### Written task
Repeat each of the following lines word for word, keeping every character and its original order.

## start Source material

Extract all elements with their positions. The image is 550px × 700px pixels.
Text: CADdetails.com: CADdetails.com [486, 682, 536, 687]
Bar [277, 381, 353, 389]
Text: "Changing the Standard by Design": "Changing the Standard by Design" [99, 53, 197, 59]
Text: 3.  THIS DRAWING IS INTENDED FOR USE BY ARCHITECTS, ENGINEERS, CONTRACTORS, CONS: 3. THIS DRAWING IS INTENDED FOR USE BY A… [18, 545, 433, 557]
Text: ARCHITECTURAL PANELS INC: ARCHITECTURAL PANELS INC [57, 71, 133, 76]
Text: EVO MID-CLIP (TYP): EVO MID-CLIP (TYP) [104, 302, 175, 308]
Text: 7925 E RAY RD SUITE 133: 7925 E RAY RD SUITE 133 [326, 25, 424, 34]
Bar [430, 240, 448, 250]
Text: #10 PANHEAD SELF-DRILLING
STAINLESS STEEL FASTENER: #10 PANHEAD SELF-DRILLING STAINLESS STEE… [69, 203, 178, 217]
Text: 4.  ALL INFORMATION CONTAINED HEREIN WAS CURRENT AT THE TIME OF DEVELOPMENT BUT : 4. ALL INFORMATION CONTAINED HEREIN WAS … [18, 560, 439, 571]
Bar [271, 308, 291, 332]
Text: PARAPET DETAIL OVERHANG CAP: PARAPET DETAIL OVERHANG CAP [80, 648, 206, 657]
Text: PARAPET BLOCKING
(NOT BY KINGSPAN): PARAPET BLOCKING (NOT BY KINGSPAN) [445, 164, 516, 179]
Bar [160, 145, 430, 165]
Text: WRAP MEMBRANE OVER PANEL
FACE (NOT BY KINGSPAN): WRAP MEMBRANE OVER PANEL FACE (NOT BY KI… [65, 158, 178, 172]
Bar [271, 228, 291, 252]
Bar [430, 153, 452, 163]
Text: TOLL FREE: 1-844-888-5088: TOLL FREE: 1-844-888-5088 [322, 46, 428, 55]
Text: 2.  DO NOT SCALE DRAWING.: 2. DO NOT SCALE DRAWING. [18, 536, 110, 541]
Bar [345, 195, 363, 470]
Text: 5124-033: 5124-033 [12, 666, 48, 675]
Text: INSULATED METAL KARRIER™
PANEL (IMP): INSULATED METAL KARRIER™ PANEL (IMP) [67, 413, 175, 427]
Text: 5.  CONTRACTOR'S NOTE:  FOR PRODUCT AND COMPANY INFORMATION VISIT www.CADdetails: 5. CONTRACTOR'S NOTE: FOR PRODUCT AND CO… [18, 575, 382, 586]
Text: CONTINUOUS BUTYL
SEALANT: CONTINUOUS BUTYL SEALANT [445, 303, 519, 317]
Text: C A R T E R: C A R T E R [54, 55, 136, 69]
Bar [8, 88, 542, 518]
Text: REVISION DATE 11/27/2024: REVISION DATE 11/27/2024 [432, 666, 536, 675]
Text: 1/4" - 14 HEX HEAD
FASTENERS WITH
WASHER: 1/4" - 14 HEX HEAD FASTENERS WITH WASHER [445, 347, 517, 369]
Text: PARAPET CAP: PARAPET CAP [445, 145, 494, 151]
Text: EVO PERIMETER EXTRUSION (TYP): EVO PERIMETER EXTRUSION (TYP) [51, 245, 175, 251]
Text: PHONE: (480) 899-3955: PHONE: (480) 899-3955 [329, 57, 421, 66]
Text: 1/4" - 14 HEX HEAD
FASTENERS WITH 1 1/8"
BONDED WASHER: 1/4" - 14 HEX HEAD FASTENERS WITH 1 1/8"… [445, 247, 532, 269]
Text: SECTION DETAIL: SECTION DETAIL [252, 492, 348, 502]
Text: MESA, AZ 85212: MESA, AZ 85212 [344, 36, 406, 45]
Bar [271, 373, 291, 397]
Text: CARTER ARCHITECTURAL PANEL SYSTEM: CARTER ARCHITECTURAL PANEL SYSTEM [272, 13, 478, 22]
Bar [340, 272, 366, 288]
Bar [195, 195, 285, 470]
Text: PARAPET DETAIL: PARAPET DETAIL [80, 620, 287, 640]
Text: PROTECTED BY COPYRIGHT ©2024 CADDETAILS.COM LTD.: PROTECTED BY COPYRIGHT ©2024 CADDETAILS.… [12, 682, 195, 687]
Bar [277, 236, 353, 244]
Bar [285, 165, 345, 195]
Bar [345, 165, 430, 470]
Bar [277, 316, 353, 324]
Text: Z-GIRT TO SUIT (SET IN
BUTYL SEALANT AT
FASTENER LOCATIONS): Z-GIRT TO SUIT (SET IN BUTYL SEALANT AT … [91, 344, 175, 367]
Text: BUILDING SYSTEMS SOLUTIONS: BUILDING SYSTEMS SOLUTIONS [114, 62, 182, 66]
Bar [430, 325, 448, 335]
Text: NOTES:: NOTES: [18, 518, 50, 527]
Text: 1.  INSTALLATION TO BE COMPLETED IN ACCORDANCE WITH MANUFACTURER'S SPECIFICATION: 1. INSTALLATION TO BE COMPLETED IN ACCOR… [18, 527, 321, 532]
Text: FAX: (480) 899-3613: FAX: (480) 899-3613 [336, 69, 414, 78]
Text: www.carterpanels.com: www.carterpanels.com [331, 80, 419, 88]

## end Source material

### Answer for the task
Extract all elements with their positions. The image is 550px × 700px pixels.
Text: CADdetails.com: CADdetails.com [486, 682, 536, 687]
Bar [277, 381, 353, 389]
Text: "Changing the Standard by Design": "Changing the Standard by Design" [99, 53, 197, 59]
Text: 3.  THIS DRAWING IS INTENDED FOR USE BY ARCHITECTS, ENGINEERS, CONTRACTORS, CONS: 3. THIS DRAWING IS INTENDED FOR USE BY A… [18, 545, 433, 557]
Text: ARCHITECTURAL PANELS INC: ARCHITECTURAL PANELS INC [57, 71, 133, 76]
Text: EVO MID-CLIP (TYP): EVO MID-CLIP (TYP) [104, 302, 175, 308]
Text: 7925 E RAY RD SUITE 133: 7925 E RAY RD SUITE 133 [326, 25, 424, 34]
Bar [430, 240, 448, 250]
Text: #10 PANHEAD SELF-DRILLING
STAINLESS STEEL FASTENER: #10 PANHEAD SELF-DRILLING STAINLESS STEE… [69, 203, 178, 217]
Text: 4.  ALL INFORMATION CONTAINED HEREIN WAS CURRENT AT THE TIME OF DEVELOPMENT BUT : 4. ALL INFORMATION CONTAINED HEREIN WAS … [18, 560, 439, 571]
Bar [271, 308, 291, 332]
Text: PARAPET DETAIL OVERHANG CAP: PARAPET DETAIL OVERHANG CAP [80, 648, 206, 657]
Text: PARAPET BLOCKING
(NOT BY KINGSPAN): PARAPET BLOCKING (NOT BY KINGSPAN) [445, 164, 516, 179]
Bar [160, 145, 430, 165]
Text: WRAP MEMBRANE OVER PANEL
FACE (NOT BY KINGSPAN): WRAP MEMBRANE OVER PANEL FACE (NOT BY KI… [65, 158, 178, 172]
Bar [271, 228, 291, 252]
Bar [430, 153, 452, 163]
Text: TOLL FREE: 1-844-888-5088: TOLL FREE: 1-844-888-5088 [322, 46, 428, 55]
Text: 2.  DO NOT SCALE DRAWING.: 2. DO NOT SCALE DRAWING. [18, 536, 110, 541]
Bar [345, 195, 363, 470]
Text: 5124-033: 5124-033 [12, 666, 48, 675]
Text: INSULATED METAL KARRIER™
PANEL (IMP): INSULATED METAL KARRIER™ PANEL (IMP) [67, 413, 175, 427]
Text: 5.  CONTRACTOR'S NOTE:  FOR PRODUCT AND COMPANY INFORMATION VISIT www.CADdetails: 5. CONTRACTOR'S NOTE: FOR PRODUCT AND CO… [18, 575, 382, 586]
Text: CONTINUOUS BUTYL
SEALANT: CONTINUOUS BUTYL SEALANT [445, 303, 519, 317]
Text: C A R T E R: C A R T E R [54, 55, 136, 69]
Bar [8, 88, 542, 518]
Text: REVISION DATE 11/27/2024: REVISION DATE 11/27/2024 [432, 666, 536, 675]
Text: 1/4" - 14 HEX HEAD
FASTENERS WITH
WASHER: 1/4" - 14 HEX HEAD FASTENERS WITH WASHER [445, 347, 517, 369]
Text: PARAPET CAP: PARAPET CAP [445, 145, 494, 151]
Text: EVO PERIMETER EXTRUSION (TYP): EVO PERIMETER EXTRUSION (TYP) [51, 245, 175, 251]
Text: PHONE: (480) 899-3955: PHONE: (480) 899-3955 [329, 57, 421, 66]
Text: 1/4" - 14 HEX HEAD
FASTENERS WITH 1 1/8"
BONDED WASHER: 1/4" - 14 HEX HEAD FASTENERS WITH 1 1/8"… [445, 247, 532, 269]
Text: SECTION DETAIL: SECTION DETAIL [252, 492, 348, 502]
Text: MESA, AZ 85212: MESA, AZ 85212 [344, 36, 406, 45]
Bar [271, 373, 291, 397]
Text: CARTER ARCHITECTURAL PANEL SYSTEM: CARTER ARCHITECTURAL PANEL SYSTEM [272, 13, 478, 22]
Bar [340, 272, 366, 288]
Bar [195, 195, 285, 470]
Text: PARAPET DETAIL: PARAPET DETAIL [80, 620, 287, 640]
Text: PROTECTED BY COPYRIGHT ©2024 CADDETAILS.COM LTD.: PROTECTED BY COPYRIGHT ©2024 CADDETAILS.… [12, 682, 195, 687]
Bar [277, 236, 353, 244]
Bar [285, 165, 345, 195]
Bar [345, 165, 430, 470]
Bar [277, 316, 353, 324]
Text: Z-GIRT TO SUIT (SET IN
BUTYL SEALANT AT
FASTENER LOCATIONS): Z-GIRT TO SUIT (SET IN BUTYL SEALANT AT … [91, 344, 175, 367]
Text: BUILDING SYSTEMS SOLUTIONS: BUILDING SYSTEMS SOLUTIONS [114, 62, 182, 66]
Bar [430, 325, 448, 335]
Text: NOTES:: NOTES: [18, 518, 50, 527]
Text: 1.  INSTALLATION TO BE COMPLETED IN ACCORDANCE WITH MANUFACTURER'S SPECIFICATION: 1. INSTALLATION TO BE COMPLETED IN ACCOR… [18, 527, 321, 532]
Text: FAX: (480) 899-3613: FAX: (480) 899-3613 [336, 69, 414, 78]
Text: www.carterpanels.com: www.carterpanels.com [331, 80, 419, 88]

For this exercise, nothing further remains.